**REQUEST:**
Spot every line with the word "jako" and return it.

**RECORD EXTRACTS:**

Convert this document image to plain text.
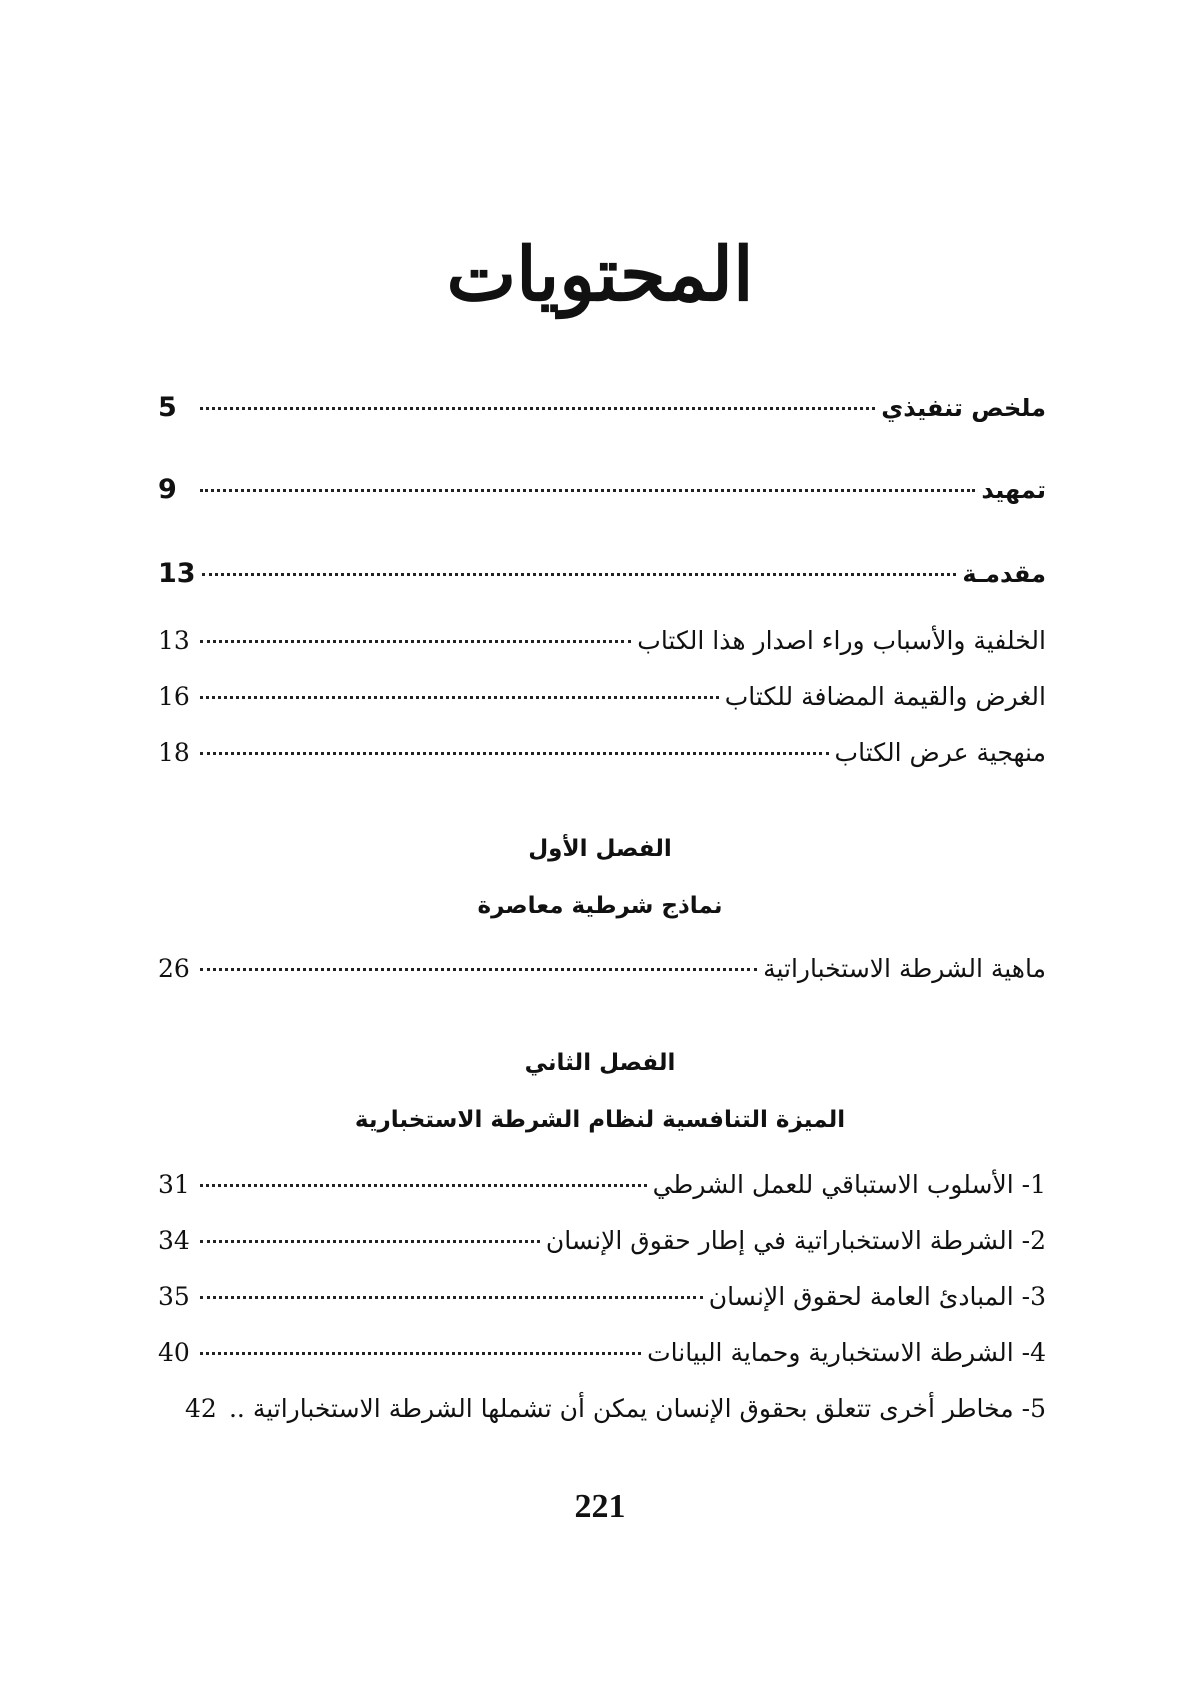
المحتويات
ملخص تنفيذي
5
تمهيد
9
مقدمـة
13
الخلفية والأسباب وراء اصدار هذا الكتاب
13
الغرض والقيمة المضافة للكتاب
16
منهجية عرض الكتاب
18
الفصل الأول
نماذج شرطية معاصرة
ماهية الشرطة الاستخباراتية
26
الفصل الثاني
الميزة التنافسية لنظام الشرطة الاستخبارية
1- الأسلوب الاستباقي للعمل الشرطي
31
2- الشرطة الاستخباراتية في إطار حقوق الإنسان
34
3- المبادئ العامة لحقوق الإنسان
35
4- الشرطة الاستخبارية وحماية البيانات
40
5- مخاطر أخرى تتعلق بحقوق الإنسان يمكن أن تشملها الشرطة الاستخباراتية ..
42
221
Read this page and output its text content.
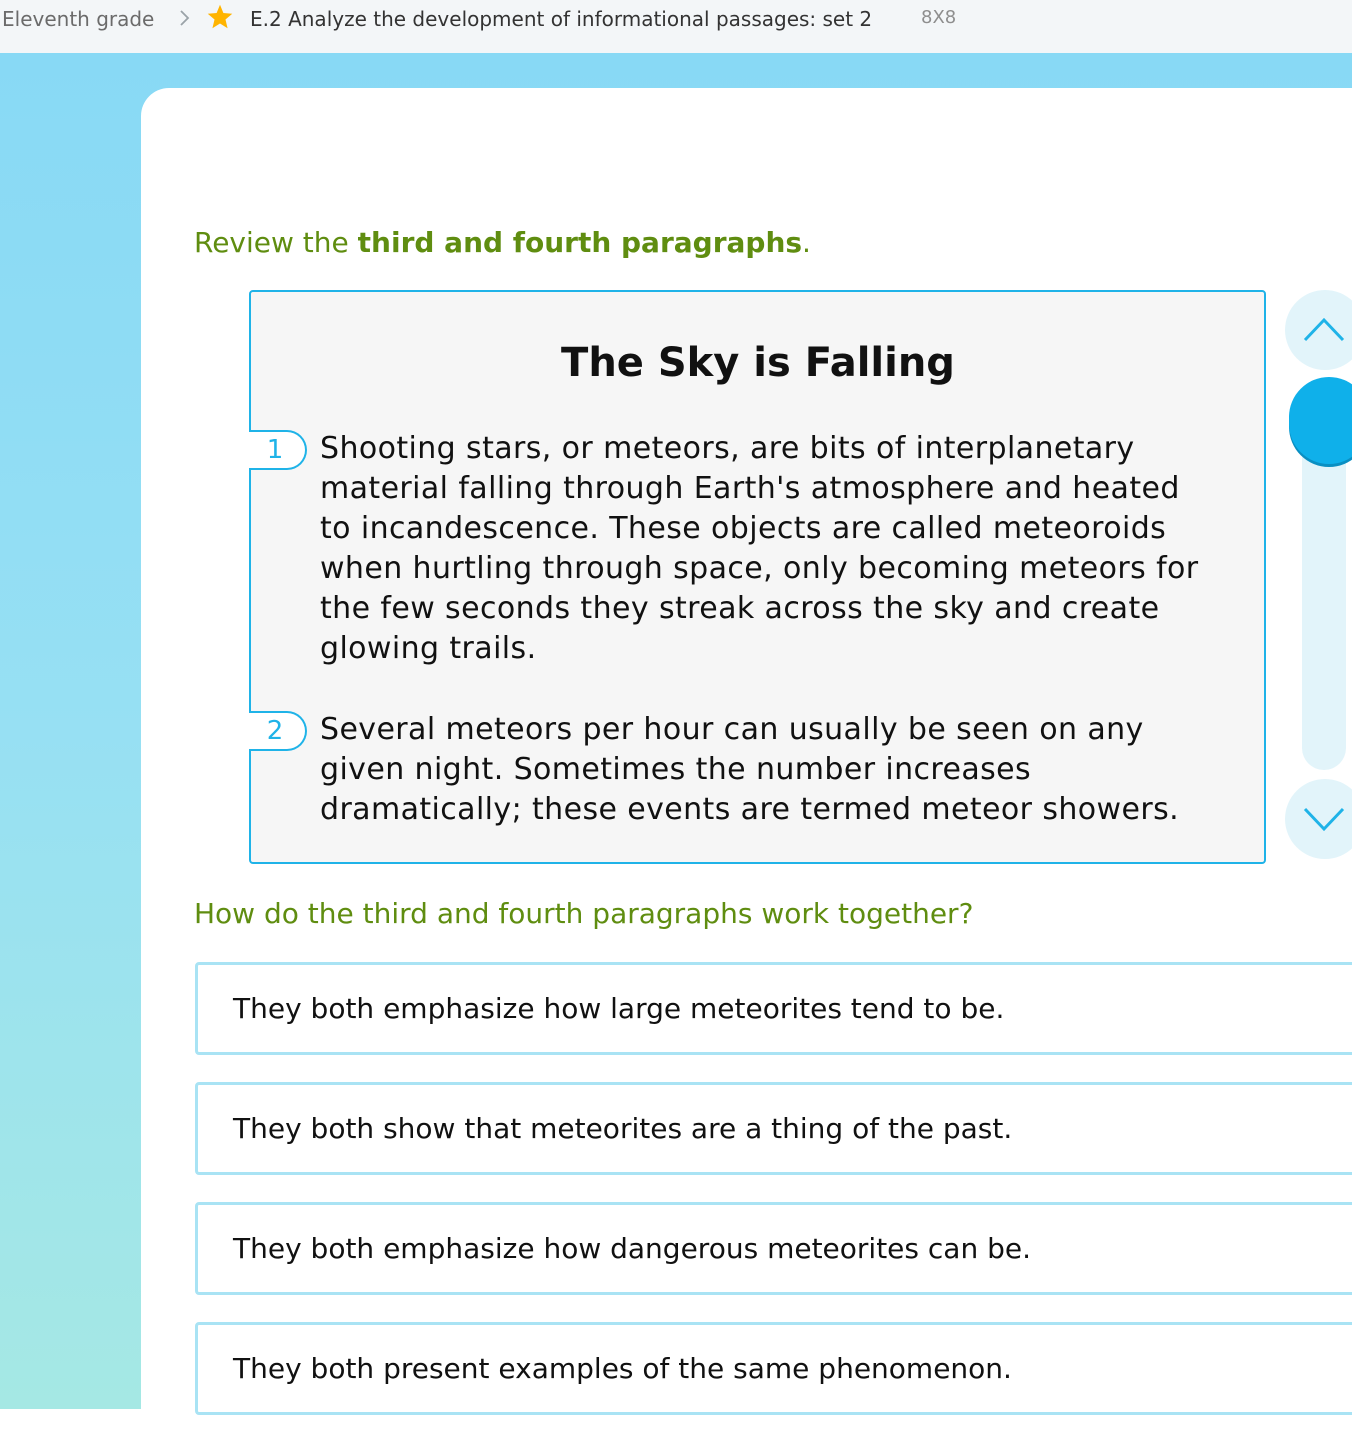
Eleventh grade	E.2 Analyze the development of informational passages: set 2	8X8
Review the third and fourth paragraphs.
The Sky is Falling
1	Shooting stars, or meteors, are bits of interplanetary material falling through Earth's atmosphere and heated to incandescence. These objects are called meteoroids when hurtling through space, only becoming meteors for the few seconds they streak across the sky and create glowing trails.
2	Several meteors per hour can usually be seen on any given night. Sometimes the number increases dramatically; these events are termed meteor showers.
How do the third and fourth paragraphs work together?
They both emphasize how large meteorites tend to be.
They both show that meteorites are a thing of the past.
They both emphasize how dangerous meteorites can be.
They both present examples of the same phenomenon.
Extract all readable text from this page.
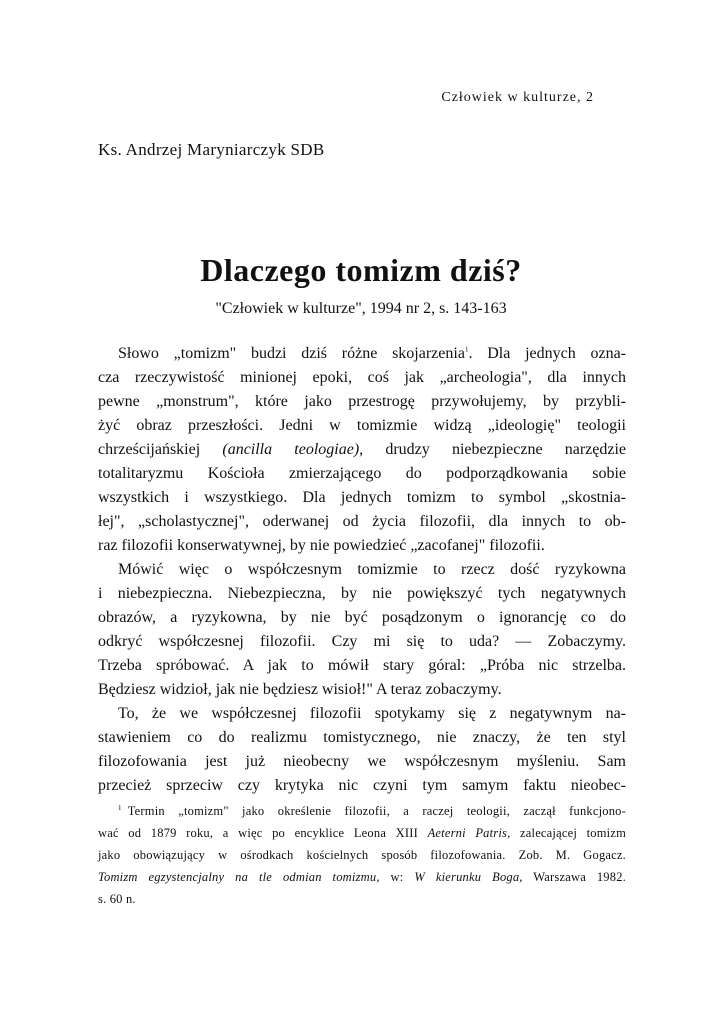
Człowiek w kulturze, 2
Ks. Andrzej Maryniarczyk SDB
Dlaczego tomizm dziś?
"Człowiek w kulturze", 1994 nr 2, s. 143-163
Słowo „tomizm" budzi dziś różne skojarzenia$^1$. Dla jednych ozna-
cza rzeczywistość minionej epoki, coś jak „archeologia", dla innych
pewne „monstrum", które jako przestrogę przywołujemy, by przybli-
żyć obraz przeszłości. Jedni w tomizmie widzą „ideologię" teologii
chrześcijańskiej (ancilla teologiae), drudzy niebezpieczne narzędzie
totalitaryzmu Kościoła zmierzającego do podporządkowania sobie
wszystkich i wszystkiego. Dla jednych tomizm to symbol „skostnia-
łej", „scholastycznej", oderwanej od życia filozofii, dla innych to ob-
raz filozofii konserwatywnej, by nie powiedzieć „zacofanej" filozofii.
Mówić więc o współczesnym tomizmie to rzecz dość ryzykowna
i niebezpieczna. Niebezpieczna, by nie powiększyć tych negatywnych
obrazów, a ryzykowna, by nie być posądzonym o ignorancję co do
odkryć współczesnej filozofii. Czy mi się to uda? — Zobaczymy.
Trzeba spróbować. A jak to mówił stary góral: „Próba nic strzelba.
Będziesz widzioł, jak nie będziesz wisioł!" A teraz zobaczymy.
To, że we współczesnej filozofii spotykamy się z negatywnym na-
stawieniem co do realizmu tomistycznego, nie znaczy, że ten styl
filozofowania jest już nieobecny we współczesnym myśleniu. Sam
przecież sprzeciw czy krytyka nic czyni tym samym faktu nieobec-
$^1$ Termin „tomizm" jako określenie filozofii, a raczej teologii, zaczął funkcjono-
wać od 1879 roku, a więc po encyklice Leona XIII Aeterni Patris, zalecającej tomizm
jako obowiązujący w ośrodkach kościelnych sposób filozofowania. Zob. M. Gogacz.
Tomizm egzystencjalny na tle odmian tomizmu, w: W kierunku Boga, Warszawa 1982.
s. 60 n.
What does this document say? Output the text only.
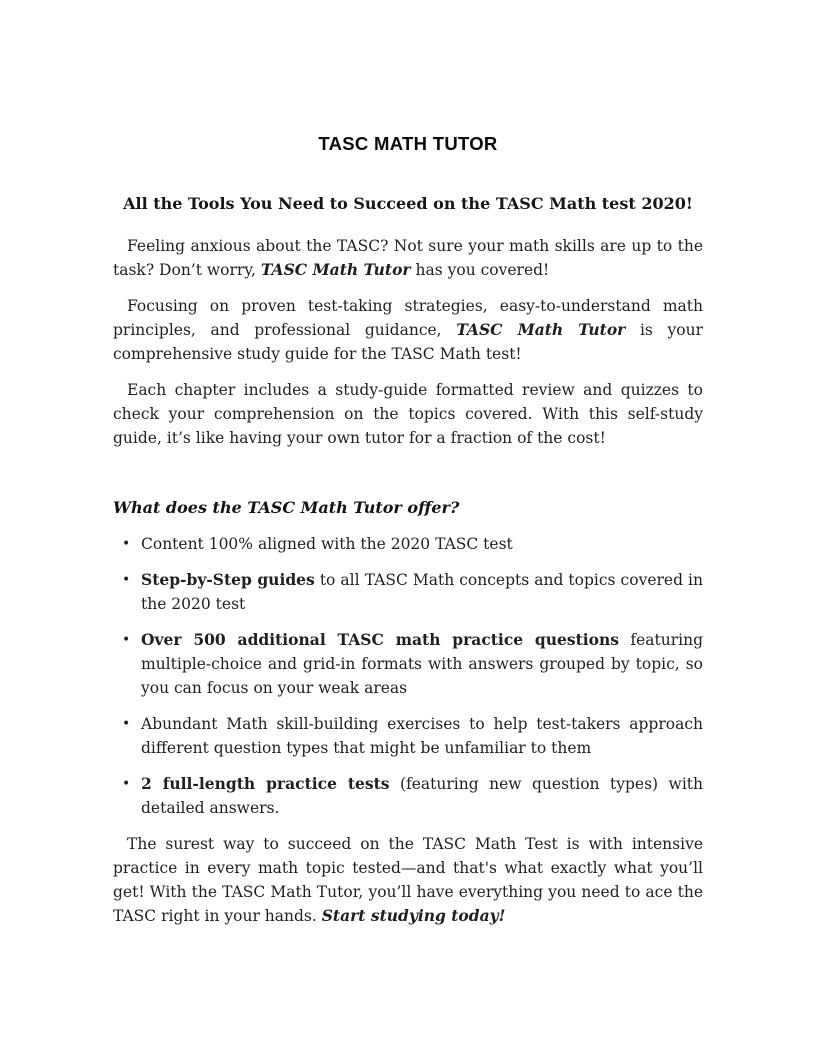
TASC MATH TUTOR
All the Tools You Need to Succeed on the TASC Math test 2020!

Feeling anxious about the TASC? Not sure your math skills are up to the task? Don’t worry, TASC Math Tutor has you covered!

Focusing on proven test-taking strategies, easy-to-understand math principles, and professional guidance, TASC Math Tutor is your comprehensive study guide for the TASC Math test!

Each chapter includes a study-guide formatted review and quizzes to check your comprehension on the topics covered. With this self-study guide, it’s like having your own tutor for a fraction of the cost!

What does the TASC Math Tutor offer?
• Content 100% aligned with the 2020 TASC test
• Step-by-Step guides to all TASC Math concepts and topics covered in the 2020 test
• Over 500 additional TASC math practice questions featuring multiple-choice and grid-in formats with answers grouped by topic, so you can focus on your weak areas
• Abundant Math skill-building exercises to help test-takers approach different question types that might be unfamiliar to them
• 2 full-length practice tests (featuring new question types) with detailed answers.

The surest way to succeed on the TASC Math Test is with intensive practice in every math topic tested—and that's what exactly what you’ll get! With the TASC Math Tutor, you’ll have everything you need to ace the TASC right in your hands. Start studying today!
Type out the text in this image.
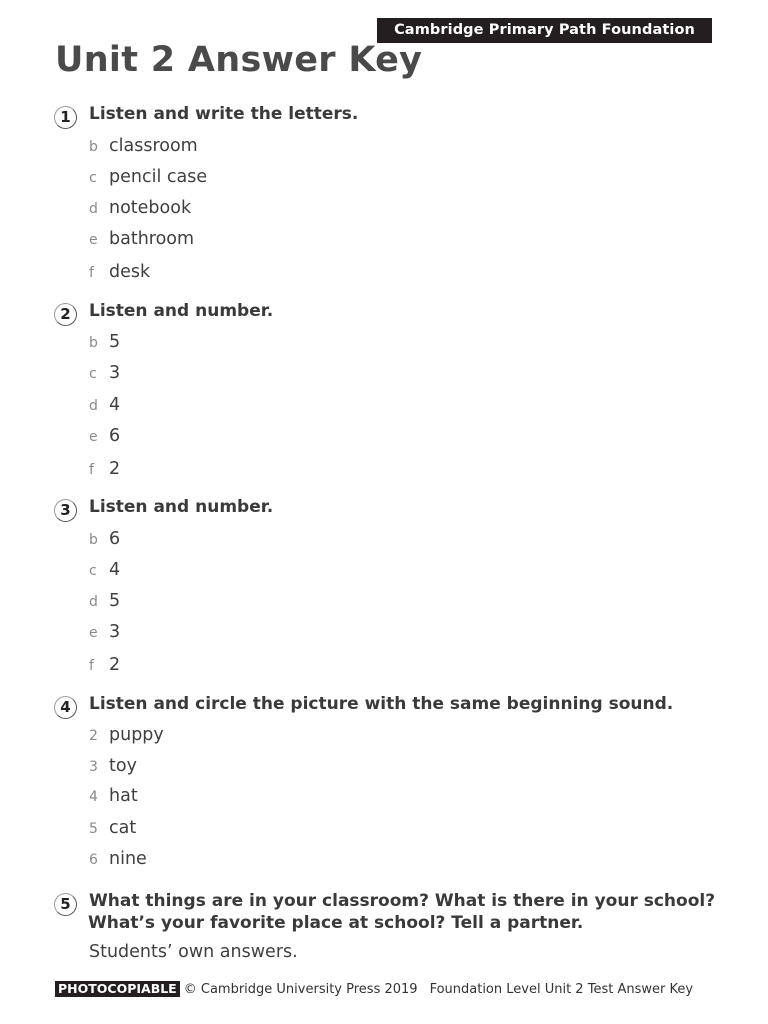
Cambridge Primary Path Foundation Level
Unit 2 Answer Key
1	Listen and write the letters.
b classroom
c pencil case
d notebook
e bathroom
f desk
2	Listen and number.
b 5
c 3
d 4
e 6
f 2
3	Listen and number.
b 6
c 4
d 5
e 3
f 2
4	Listen and circle the picture with the same beginning sound.
2 puppy
3 toy
4 hat
5 cat
6 nine
5	What things are in your classroom? What is there in your school?
What’s your favorite place at school? Tell a partner.
Students’ own answers.
PHOTOCOPIABLE © Cambridge University Press 2019 Foundation Level Unit 2 Test Answer Key
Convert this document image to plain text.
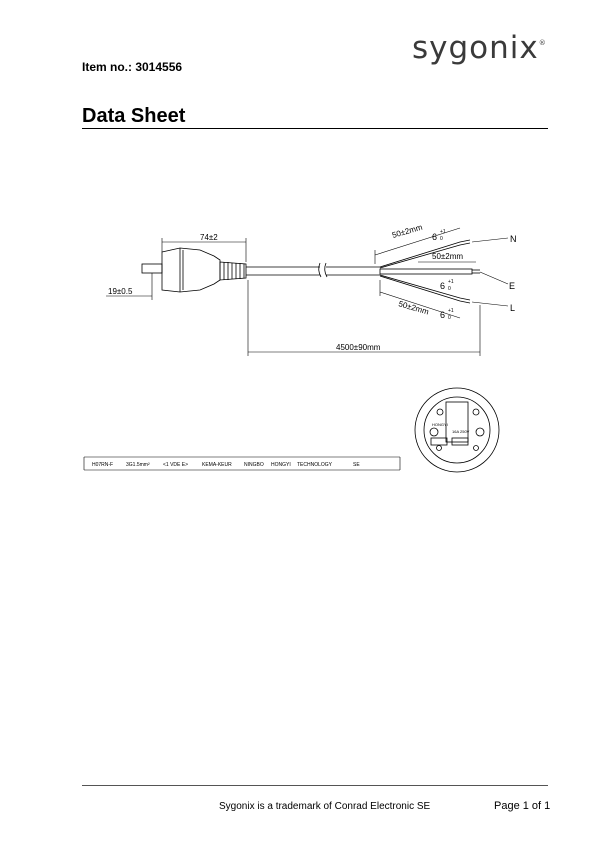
sygonix®
Item no.: 3014556
Data Sheet
74±2
19±0.5
4500±90mm
50±2mm
50±2mm
50±2mm
6 +1
0
6 +1
0
6 +1
0
N
E
L
HONGYI
16A 250V
H07RN-F	3G1.5mm²	<1 VDE E>	KEMA-KEUR NINGBO HONGYI TECHNOLOGY	SE
Sygonix is a trademark of Conrad Electronic SE	Page 1 of 1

**FULL ANSWER:**
pewne „monstrum", które jako przestrogę przywołujemy, by przybli-
$^1$ Termin „tomizm" jako określenie filozofii, a raczej teologii, zaczął funkcjono-
jako obowiązujący w ośrodkach kościelnych sposób filozofowania. Zob. M. Gogacz.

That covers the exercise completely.